Instructions for the task — Copy all lines below exactly as written. Leave pictures out.

-----

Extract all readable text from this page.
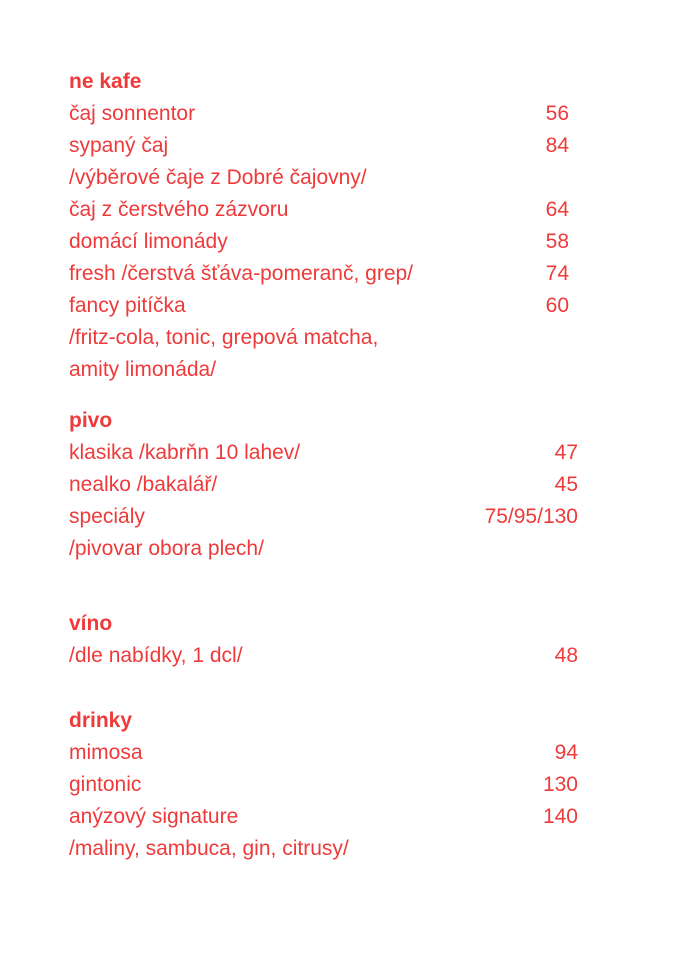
ne kafe
čaj sonnentor	56
sypaný čaj	84
/výběrové čaje z Dobré čajovny/
čaj z čerstvého zázvoru	64
domácí limonády	58
fresh /čerstvá šťáva-pomeranč, grep/	74
fancy pitíčka	60
/fritz-cola, tonic, grepová matcha,
amity limonáda/
pivo
klasika /kabrňn 10 lahev/	47
nealko /bakalář/	45
speciály	75/95/130
/pivovar obora plech/
víno
/dle nabídky, 1 dcl/	48
drinky
mimosa	94
gintonic	130
anýzový signature	140
/maliny, sambuca, gin, citrusy/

-----

Answer for the task —
Extract all readable text from this page.
ne kafe
čaj sonnentor	56
sypaný čaj	84
/výběrové čaje z Dobré čajovny/
čaj z čerstvého zázvoru	64
domácí limonády	58
fresh /čerstvá šťáva-pomeranč, grep/	74
fancy pitíčka	60
/fritz-cola, tonic, grepová matcha,
amity limonáda/
pivo
klasika /kabrňn 10 lahev/	47
nealko /bakalář/	45
speciály	75/95/130
/pivovar obora plech/
víno
/dle nabídky, 1 dcl/	48
drinky
mimosa	94
gintonic	130
anýzový signature	140
/maliny, sambuca, gin, citrusy/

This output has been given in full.